### Goal:
Every line of the records must be repeated exactly; pictures stay out.

### Extracted records:
-------------------------

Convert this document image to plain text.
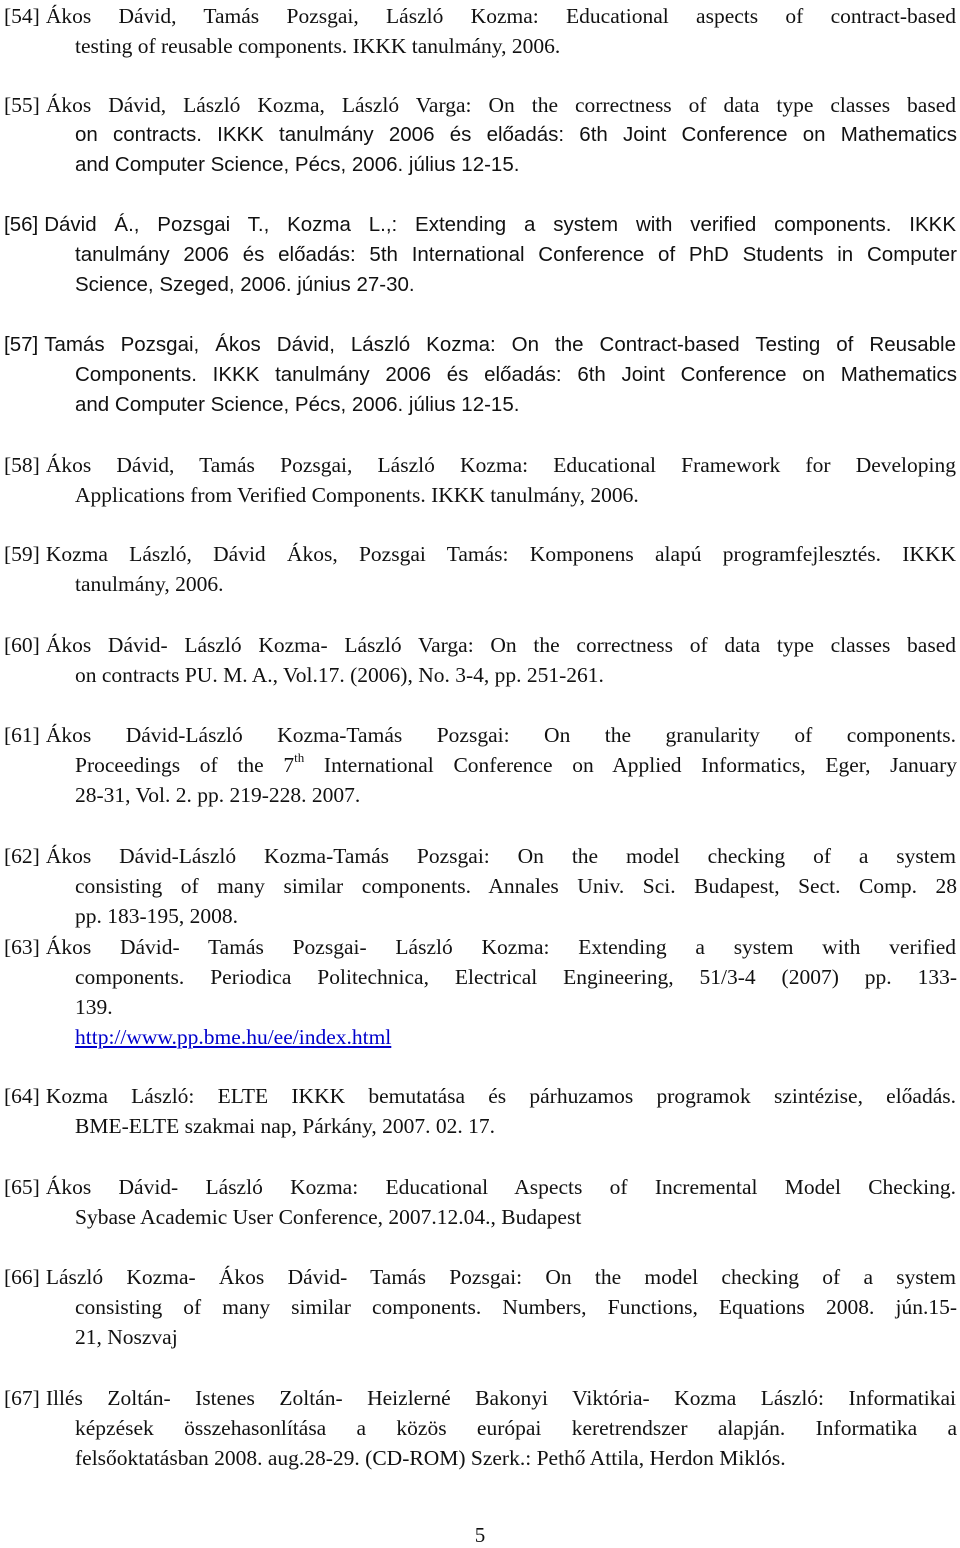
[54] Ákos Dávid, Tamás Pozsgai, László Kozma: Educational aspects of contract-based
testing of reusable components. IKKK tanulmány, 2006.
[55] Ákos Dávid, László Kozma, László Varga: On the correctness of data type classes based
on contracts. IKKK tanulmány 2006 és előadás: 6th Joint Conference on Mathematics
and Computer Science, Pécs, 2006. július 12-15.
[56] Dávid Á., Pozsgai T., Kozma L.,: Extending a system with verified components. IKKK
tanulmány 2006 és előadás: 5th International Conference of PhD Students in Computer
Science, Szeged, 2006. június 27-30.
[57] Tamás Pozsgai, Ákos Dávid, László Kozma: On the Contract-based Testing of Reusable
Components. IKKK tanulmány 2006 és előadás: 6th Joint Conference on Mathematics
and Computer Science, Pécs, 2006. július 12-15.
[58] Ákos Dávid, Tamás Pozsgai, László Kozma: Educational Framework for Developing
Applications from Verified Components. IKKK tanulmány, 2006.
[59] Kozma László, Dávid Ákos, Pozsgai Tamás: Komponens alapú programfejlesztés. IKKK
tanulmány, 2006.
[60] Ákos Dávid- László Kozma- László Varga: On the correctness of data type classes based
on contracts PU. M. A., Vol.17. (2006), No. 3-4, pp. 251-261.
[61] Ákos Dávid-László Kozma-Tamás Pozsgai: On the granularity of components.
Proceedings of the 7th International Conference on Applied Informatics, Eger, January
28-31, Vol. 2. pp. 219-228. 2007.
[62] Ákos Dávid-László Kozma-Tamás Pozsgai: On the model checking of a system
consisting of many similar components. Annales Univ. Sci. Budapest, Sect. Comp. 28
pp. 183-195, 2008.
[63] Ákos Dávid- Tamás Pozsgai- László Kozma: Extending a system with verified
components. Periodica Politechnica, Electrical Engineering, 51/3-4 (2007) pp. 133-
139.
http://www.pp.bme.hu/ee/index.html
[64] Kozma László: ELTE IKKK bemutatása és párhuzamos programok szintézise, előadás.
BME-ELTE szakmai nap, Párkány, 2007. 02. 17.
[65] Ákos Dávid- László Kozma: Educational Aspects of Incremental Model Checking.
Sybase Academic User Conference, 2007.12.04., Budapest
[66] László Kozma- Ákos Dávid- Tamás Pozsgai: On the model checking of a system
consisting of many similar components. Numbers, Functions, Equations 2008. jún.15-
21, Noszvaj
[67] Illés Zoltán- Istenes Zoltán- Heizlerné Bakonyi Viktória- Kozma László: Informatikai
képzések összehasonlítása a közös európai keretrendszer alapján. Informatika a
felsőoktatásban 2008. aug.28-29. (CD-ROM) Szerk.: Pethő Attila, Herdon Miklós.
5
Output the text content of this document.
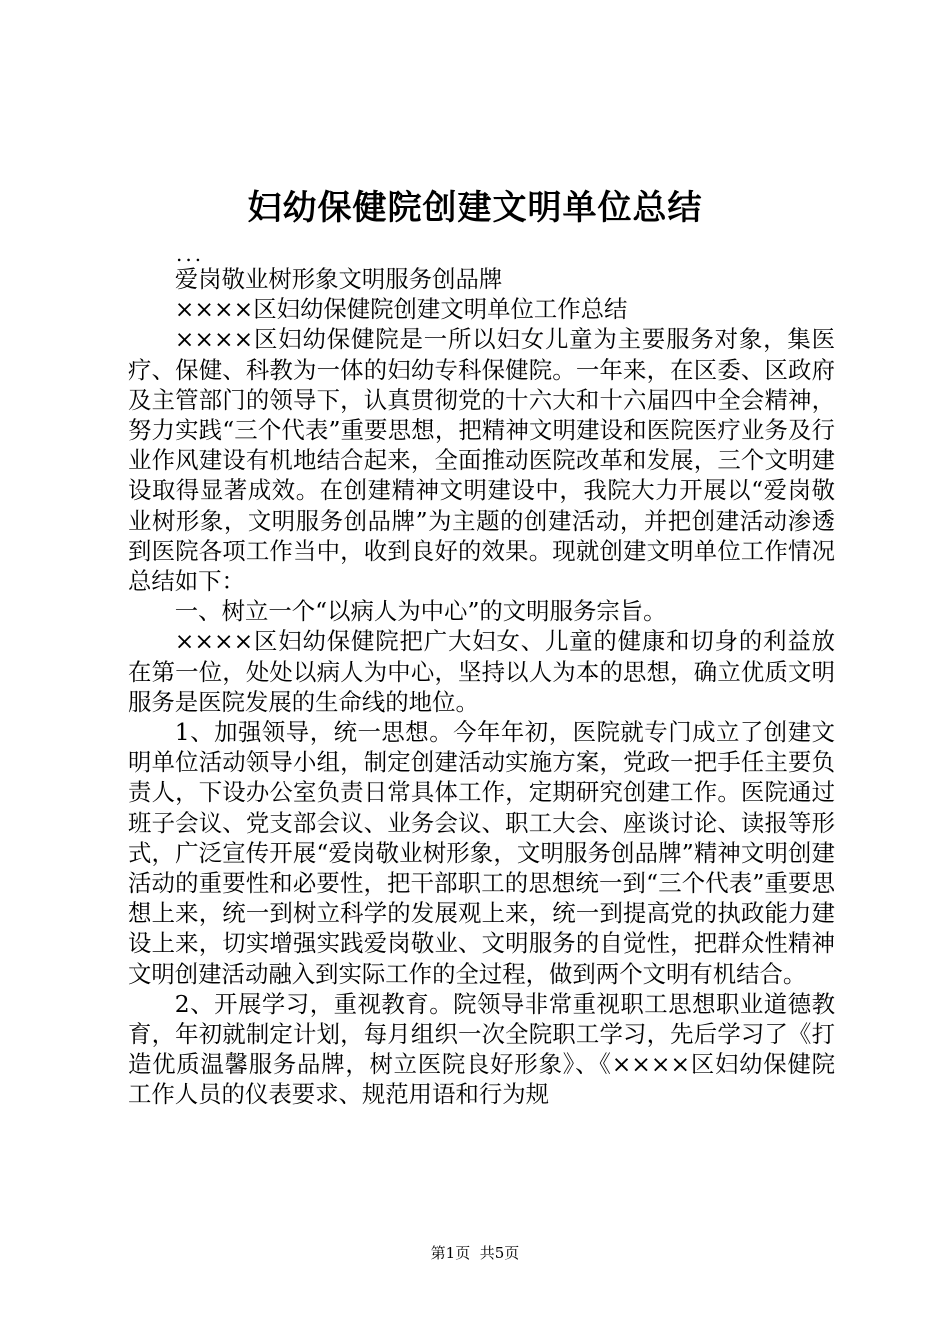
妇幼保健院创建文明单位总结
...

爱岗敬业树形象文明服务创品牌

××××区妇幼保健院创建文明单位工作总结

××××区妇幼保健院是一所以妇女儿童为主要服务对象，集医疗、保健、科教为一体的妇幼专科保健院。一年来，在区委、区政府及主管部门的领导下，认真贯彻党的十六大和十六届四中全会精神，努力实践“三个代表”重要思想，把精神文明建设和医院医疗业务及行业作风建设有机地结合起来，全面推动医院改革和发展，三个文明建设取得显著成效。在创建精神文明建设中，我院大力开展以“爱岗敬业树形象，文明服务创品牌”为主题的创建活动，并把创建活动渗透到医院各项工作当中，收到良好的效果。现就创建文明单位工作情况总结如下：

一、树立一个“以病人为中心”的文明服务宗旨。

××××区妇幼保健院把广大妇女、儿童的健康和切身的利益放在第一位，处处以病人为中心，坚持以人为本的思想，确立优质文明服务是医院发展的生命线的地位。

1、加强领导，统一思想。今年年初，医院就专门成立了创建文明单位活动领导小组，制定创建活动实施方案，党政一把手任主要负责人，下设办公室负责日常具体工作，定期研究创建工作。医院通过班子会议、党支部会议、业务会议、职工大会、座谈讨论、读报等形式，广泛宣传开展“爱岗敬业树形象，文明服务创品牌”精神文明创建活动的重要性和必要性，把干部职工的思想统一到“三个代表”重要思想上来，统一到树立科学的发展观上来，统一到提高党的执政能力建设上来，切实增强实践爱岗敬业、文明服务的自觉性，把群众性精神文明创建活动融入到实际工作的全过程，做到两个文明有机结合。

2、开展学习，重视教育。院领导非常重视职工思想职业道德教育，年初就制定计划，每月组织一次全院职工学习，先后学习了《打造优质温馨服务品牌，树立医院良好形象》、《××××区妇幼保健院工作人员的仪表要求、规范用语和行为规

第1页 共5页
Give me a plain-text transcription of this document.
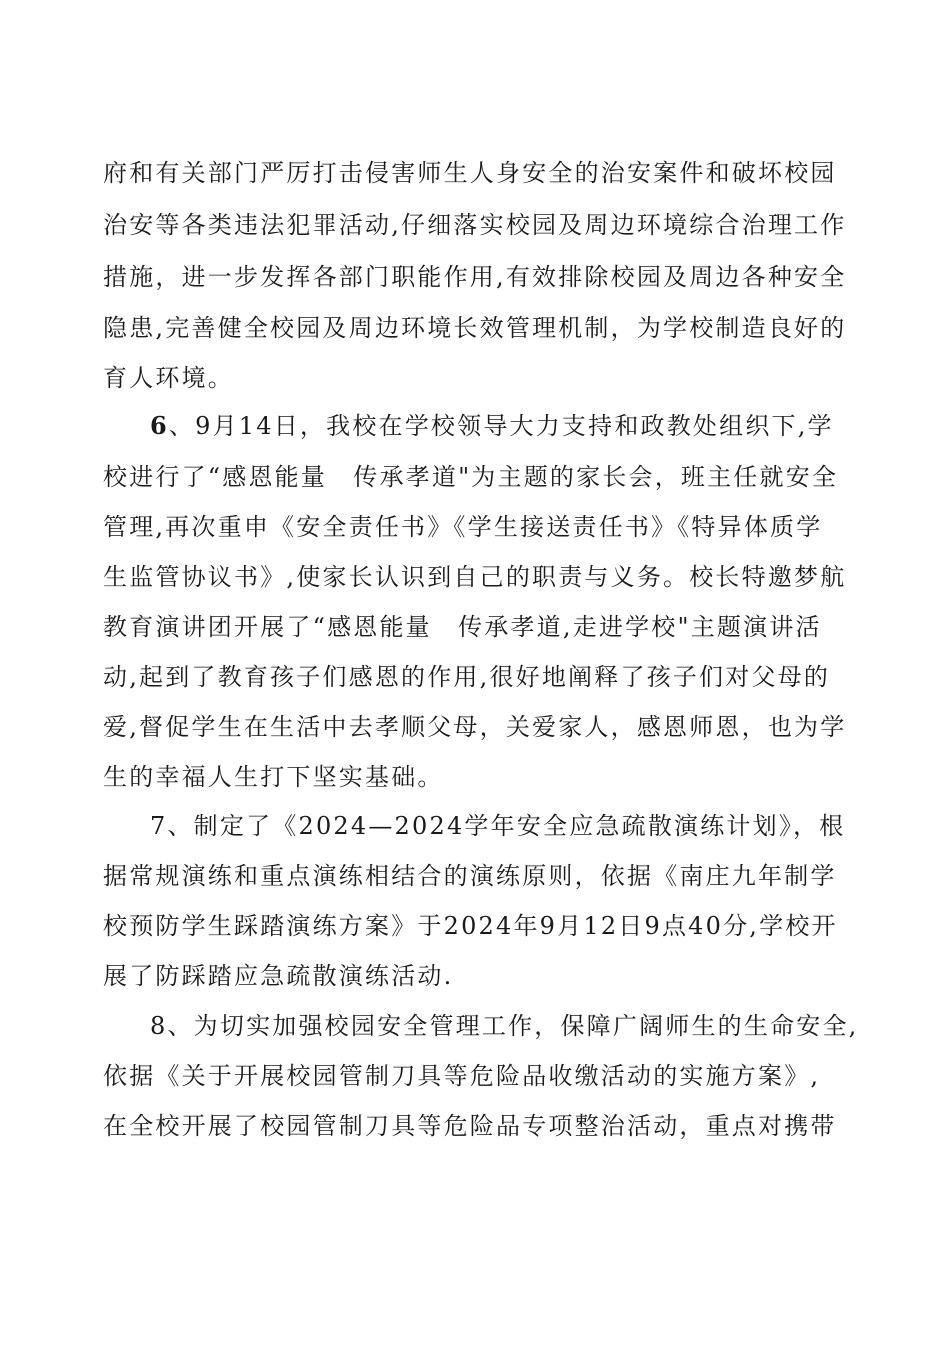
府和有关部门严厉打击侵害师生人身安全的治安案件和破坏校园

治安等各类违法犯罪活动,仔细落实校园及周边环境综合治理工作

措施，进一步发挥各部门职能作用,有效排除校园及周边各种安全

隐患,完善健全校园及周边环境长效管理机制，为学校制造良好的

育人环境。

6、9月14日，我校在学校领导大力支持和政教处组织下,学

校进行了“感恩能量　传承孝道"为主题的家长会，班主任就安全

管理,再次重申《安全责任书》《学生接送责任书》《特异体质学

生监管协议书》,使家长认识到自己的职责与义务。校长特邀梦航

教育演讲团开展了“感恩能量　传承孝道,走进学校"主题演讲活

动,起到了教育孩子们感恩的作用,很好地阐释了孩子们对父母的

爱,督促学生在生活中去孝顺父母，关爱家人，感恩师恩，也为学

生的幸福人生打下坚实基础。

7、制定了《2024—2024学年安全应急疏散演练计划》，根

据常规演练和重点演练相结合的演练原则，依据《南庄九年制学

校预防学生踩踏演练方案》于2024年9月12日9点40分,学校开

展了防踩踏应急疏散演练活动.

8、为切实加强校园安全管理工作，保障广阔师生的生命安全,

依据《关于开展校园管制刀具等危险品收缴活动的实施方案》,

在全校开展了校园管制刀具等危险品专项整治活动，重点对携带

-------------------------

### Reply to the task:
Convert this document image to plain text.
[54] Ákos Dávid, Tamás Pozsgai, László Kozma: Educational aspects of contract-based
testing of reusable components. IKKK tanulmány, 2006.
[55] Ákos Dávid, László Kozma, László Varga: On the correctness of data type classes based
on contracts. IKKK tanulmány 2006 és előadás: 6th Joint Conference on Mathematics
and Computer Science, Pécs, 2006. július 12-15.
[56] Dávid Á., Pozsgai T., Kozma L.,: Extending a system with verified components. IKKK
tanulmány 2006 és előadás: 5th International Conference of PhD Students in Computer
Science, Szeged, 2006. június 27-30.
[57] Tamás Pozsgai, Ákos Dávid, László Kozma: On the Contract-based Testing of Reusable
Components. IKKK tanulmány 2006 és előadás: 6th Joint Conference on Mathematics
and Computer Science, Pécs, 2006. július 12-15.
[58] Ákos Dávid, Tamás Pozsgai, László Kozma: Educational Framework for Developing
Applications from Verified Components. IKKK tanulmány, 2006.
[59] Kozma László, Dávid Ákos, Pozsgai Tamás: Komponens alapú programfejlesztés. IKKK
tanulmány, 2006.
[60] Ákos Dávid- László Kozma- László Varga: On the correctness of data type classes based
on contracts PU. M. A., Vol.17. (2006), No. 3-4, pp. 251-261.
[61] Ákos Dávid-László Kozma-Tamás Pozsgai: On the granularity of components.
Proceedings of the 7th International Conference on Applied Informatics, Eger, January
28-31, Vol. 2. pp. 219-228. 2007.
[62] Ákos Dávid-László Kozma-Tamás Pozsgai: On the model checking of a system
consisting of many similar components. Annales Univ. Sci. Budapest, Sect. Comp. 28
pp. 183-195, 2008.
[63] Ákos Dávid- Tamás Pozsgai- László Kozma: Extending a system with verified
components. Periodica Politechnica, Electrical Engineering, 51/3-4 (2007) pp. 133-
139.
http://www.pp.bme.hu/ee/index.html
[64] Kozma László: ELTE IKKK bemutatása és párhuzamos programok szintézise, előadás.
BME-ELTE szakmai nap, Párkány, 2007. 02. 17.
[65] Ákos Dávid- László Kozma: Educational Aspects of Incremental Model Checking.
Sybase Academic User Conference, 2007.12.04., Budapest
[66] László Kozma- Ákos Dávid- Tamás Pozsgai: On the model checking of a system
consisting of many similar components. Numbers, Functions, Equations 2008. jún.15-
21, Noszvaj
[67] Illés Zoltán- Istenes Zoltán- Heizlerné Bakonyi Viktória- Kozma László: Informatikai
képzések összehasonlítása a közös európai keretrendszer alapján. Informatika a
felsőoktatásban 2008. aug.28-29. (CD-ROM) Szerk.: Pethő Attila, Herdon Miklós.
5
Output the text content of this document.
妇幼保健院创建文明单位总结
...

爱岗敬业树形象文明服务创品牌

××××区妇幼保健院创建文明单位工作总结

××××区妇幼保健院是一所以妇女儿童为主要服务对象，集医疗、保健、科教为一体的妇幼专科保健院。一年来，在区委、区政府及主管部门的领导下，认真贯彻党的十六大和十六届四中全会精神，努力实践“三个代表”重要思想，把精神文明建设和医院医疗业务及行业作风建设有机地结合起来，全面推动医院改革和发展，三个文明建设取得显著成效。在创建精神文明建设中，我院大力开展以“爱岗敬业树形象，文明服务创品牌”为主题的创建活动，并把创建活动渗透到医院各项工作当中，收到良好的效果。现就创建文明单位工作情况总结如下：

一、树立一个“以病人为中心”的文明服务宗旨。

××××区妇幼保健院把广大妇女、儿童的健康和切身的利益放在第一位，处处以病人为中心，坚持以人为本的思想，确立优质文明服务是医院发展的生命线的地位。

1、加强领导，统一思想。今年年初，医院就专门成立了创建文明单位活动领导小组，制定创建活动实施方案，党政一把手任主要负责人，下设办公室负责日常具体工作，定期研究创建工作。医院通过班子会议、党支部会议、业务会议、职工大会、座谈讨论、读报等形式，广泛宣传开展“爱岗敬业树形象，文明服务创品牌”精神文明创建活动的重要性和必要性，把干部职工的思想统一到“三个代表”重要思想上来，统一到树立科学的发展观上来，统一到提高党的执政能力建设上来，切实增强实践爱岗敬业、文明服务的自觉性，把群众性精神文明创建活动融入到实际工作的全过程，做到两个文明有机结合。

2、开展学习，重视教育。院领导非常重视职工思想职业道德教育，年初就制定计划，每月组织一次全院职工学习，先后学习了《打造优质温馨服务品牌，树立医院良好形象》、《××××区妇幼保健院工作人员的仪表要求、规范用语和行为规

第1页 共5页
Give me a plain-text transcription of this document.
府和有关部门严厉打击侵害师生人身安全的治安案件和破坏校园

治安等各类违法犯罪活动,仔细落实校园及周边环境综合治理工作

措施，进一步发挥各部门职能作用,有效排除校园及周边各种安全

隐患,完善健全校园及周边环境长效管理机制，为学校制造良好的

育人环境。

6、9月14日，我校在学校领导大力支持和政教处组织下,学

校进行了“感恩能量　传承孝道"为主题的家长会，班主任就安全

管理,再次重申《安全责任书》《学生接送责任书》《特异体质学

生监管协议书》,使家长认识到自己的职责与义务。校长特邀梦航

教育演讲团开展了“感恩能量　传承孝道,走进学校"主题演讲活

动,起到了教育孩子们感恩的作用,很好地阐释了孩子们对父母的

爱,督促学生在生活中去孝顺父母，关爱家人，感恩师恩，也为学

生的幸福人生打下坚实基础。

7、制定了《2024—2024学年安全应急疏散演练计划》，根

据常规演练和重点演练相结合的演练原则，依据《南庄九年制学

校预防学生踩踏演练方案》于2024年9月12日9点40分,学校开

展了防踩踏应急疏散演练活动.

8、为切实加强校园安全管理工作，保障广阔师生的生命安全,

依据《关于开展校园管制刀具等危险品收缴活动的实施方案》,

在全校开展了校园管制刀具等危险品专项整治活动，重点对携带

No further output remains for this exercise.